__Tarefa a realizar__
Transcreva de novo o trecho do texto sobre alimentação que começa com as palavras "Alguém disse que" e acaba com as palavras "não comer sozinho?". Nesse trecho, mude "alimentação" para "dieta".

__Texto fornecido__

Alguém disse que o Homem é o único animal que come, todos os outros apenas se alimentam. É um facto que para além do papel funcional (fornecer nutrientes), a nossa alimentação desempenha também importantes funções emocionais e sociais.
Por Rodrigo Abreu, nutricionista
Comemos sem fome ou necessidade, apenas pelo prazer de saborear determinado alimento ou pela oportunidade de convívio à mesa. Pelo contrário, somos também capazes de renunciar a comer por não gostarmos do sabor de determinado alimento (mesmo que nos faça falta ou tenhamos fome) ou por não termos companhia para comer – quem nunca saltou uma refeição para não comer sozinho?

__Registos fornecidos__
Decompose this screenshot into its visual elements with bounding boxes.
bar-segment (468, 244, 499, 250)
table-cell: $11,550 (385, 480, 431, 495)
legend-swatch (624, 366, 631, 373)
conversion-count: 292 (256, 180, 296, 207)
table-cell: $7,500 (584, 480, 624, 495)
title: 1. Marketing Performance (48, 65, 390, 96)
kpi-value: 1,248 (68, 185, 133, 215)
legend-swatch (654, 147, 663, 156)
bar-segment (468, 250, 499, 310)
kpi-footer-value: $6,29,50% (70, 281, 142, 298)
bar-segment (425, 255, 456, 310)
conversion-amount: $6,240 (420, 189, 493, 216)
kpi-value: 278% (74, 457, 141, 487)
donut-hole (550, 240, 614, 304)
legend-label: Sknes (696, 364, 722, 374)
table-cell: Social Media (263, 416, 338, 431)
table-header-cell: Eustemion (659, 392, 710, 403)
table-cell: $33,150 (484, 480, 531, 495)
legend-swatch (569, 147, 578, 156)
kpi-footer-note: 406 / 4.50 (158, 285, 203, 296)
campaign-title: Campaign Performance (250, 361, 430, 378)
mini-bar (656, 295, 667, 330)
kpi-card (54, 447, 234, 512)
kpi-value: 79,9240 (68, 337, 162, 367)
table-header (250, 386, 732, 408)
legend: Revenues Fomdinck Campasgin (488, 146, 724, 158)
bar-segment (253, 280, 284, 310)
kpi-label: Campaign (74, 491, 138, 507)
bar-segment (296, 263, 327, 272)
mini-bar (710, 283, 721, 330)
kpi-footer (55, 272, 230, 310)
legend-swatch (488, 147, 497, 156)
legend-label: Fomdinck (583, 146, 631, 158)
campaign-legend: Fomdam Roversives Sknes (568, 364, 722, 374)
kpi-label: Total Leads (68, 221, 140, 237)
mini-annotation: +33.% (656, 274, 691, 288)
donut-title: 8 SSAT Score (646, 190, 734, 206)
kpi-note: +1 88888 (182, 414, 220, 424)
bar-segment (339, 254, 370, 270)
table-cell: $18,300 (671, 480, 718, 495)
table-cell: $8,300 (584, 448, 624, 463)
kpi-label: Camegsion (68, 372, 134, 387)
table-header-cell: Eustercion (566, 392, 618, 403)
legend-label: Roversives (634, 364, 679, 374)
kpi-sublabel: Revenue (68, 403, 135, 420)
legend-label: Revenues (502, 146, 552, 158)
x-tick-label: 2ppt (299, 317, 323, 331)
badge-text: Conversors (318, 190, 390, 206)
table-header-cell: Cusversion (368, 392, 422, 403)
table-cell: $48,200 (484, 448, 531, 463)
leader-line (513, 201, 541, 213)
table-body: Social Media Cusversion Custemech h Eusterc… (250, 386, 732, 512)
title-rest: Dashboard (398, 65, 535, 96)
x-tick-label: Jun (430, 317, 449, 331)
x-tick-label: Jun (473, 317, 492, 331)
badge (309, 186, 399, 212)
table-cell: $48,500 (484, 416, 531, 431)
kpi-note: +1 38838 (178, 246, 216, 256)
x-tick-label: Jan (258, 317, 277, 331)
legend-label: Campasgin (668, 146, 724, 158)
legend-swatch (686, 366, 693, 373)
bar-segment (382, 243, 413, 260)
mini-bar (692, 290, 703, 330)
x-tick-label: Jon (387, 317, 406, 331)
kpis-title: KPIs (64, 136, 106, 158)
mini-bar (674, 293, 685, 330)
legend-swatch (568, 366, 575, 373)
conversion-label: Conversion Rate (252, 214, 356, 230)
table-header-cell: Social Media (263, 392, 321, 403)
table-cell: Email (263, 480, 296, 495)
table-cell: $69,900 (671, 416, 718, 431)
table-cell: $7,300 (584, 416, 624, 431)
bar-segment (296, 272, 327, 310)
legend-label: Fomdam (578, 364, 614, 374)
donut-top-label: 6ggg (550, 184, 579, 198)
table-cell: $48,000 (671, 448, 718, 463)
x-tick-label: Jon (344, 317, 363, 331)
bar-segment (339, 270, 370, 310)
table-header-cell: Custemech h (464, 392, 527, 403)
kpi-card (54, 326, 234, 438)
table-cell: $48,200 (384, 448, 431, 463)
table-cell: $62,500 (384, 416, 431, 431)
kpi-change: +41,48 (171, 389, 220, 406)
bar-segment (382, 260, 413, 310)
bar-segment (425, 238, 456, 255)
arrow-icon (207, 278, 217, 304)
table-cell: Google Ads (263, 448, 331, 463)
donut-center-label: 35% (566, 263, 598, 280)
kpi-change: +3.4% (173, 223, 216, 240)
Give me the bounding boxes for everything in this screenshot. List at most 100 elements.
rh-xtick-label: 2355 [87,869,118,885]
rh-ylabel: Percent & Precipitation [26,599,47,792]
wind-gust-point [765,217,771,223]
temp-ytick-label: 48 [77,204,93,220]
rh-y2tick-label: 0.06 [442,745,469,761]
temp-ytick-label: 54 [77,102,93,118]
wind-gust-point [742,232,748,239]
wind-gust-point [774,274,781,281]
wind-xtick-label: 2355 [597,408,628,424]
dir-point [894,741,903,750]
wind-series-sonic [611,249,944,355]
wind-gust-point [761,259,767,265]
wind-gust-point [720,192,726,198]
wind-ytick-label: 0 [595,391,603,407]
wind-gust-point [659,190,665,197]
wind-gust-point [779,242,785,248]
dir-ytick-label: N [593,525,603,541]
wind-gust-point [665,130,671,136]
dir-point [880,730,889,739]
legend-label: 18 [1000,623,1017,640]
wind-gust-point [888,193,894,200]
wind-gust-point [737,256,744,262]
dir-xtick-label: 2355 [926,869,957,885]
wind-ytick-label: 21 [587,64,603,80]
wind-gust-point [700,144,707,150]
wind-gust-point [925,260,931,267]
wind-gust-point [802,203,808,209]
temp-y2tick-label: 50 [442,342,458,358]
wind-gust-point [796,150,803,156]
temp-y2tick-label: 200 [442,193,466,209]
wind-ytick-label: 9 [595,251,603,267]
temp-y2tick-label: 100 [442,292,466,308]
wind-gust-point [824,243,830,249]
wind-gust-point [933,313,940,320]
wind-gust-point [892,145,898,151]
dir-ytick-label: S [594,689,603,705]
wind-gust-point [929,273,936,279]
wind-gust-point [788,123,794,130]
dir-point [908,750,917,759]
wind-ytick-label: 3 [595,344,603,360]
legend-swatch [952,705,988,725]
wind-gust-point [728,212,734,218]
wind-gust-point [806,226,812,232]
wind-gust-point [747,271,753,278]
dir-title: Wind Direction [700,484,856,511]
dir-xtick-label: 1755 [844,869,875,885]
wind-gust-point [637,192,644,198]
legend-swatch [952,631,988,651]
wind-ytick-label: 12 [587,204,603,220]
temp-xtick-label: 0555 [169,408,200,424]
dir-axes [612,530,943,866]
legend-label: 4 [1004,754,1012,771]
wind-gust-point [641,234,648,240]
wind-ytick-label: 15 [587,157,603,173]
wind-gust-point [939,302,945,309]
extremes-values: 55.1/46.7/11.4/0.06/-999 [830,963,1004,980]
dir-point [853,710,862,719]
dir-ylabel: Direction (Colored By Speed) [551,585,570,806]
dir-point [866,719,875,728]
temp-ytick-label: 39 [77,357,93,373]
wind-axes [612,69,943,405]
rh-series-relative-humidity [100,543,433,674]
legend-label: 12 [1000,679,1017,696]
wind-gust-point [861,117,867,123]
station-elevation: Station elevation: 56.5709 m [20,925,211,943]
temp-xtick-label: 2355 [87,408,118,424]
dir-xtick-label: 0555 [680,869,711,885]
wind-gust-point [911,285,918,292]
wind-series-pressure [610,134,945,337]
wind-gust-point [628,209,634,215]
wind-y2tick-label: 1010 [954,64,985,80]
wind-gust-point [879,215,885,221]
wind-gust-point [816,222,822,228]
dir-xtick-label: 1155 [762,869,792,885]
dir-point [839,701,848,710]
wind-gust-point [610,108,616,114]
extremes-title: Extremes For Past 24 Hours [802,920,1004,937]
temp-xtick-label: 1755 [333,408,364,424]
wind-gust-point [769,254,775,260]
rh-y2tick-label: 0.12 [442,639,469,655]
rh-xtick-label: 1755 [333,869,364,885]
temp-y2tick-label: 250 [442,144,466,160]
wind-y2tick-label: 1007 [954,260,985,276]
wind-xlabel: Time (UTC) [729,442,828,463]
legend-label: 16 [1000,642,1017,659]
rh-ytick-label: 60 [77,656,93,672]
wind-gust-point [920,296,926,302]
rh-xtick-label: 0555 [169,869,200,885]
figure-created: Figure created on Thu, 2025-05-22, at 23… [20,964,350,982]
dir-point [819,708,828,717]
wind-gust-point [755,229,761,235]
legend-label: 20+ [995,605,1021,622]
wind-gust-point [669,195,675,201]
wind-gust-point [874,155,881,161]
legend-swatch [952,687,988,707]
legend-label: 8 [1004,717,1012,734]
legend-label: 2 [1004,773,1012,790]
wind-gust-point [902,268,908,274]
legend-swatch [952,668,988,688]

__Resposta__
Alguém disse que o Homem é o único animal que come, todos os outros apenas se alimentam. É um facto que para além do papel funcional (fornecer nutrientes), a nossa dieta desempenha também importantes funções emocionais e sociais.
Por Rodrigo Abreu, nutricionista
Comemos sem fome ou necessidade, apenas pelo prazer de saborear determinado alimento ou pela oportunidade de convívio à mesa. Pelo contrário, somos também capazes de renunciar a comer por não gostarmos do sabor de determinado alimento (mesmo que nos faça falta ou tenhamos fome) ou por não termos companhia para comer – quem nunca saltou uma refeição para não comer sozinho?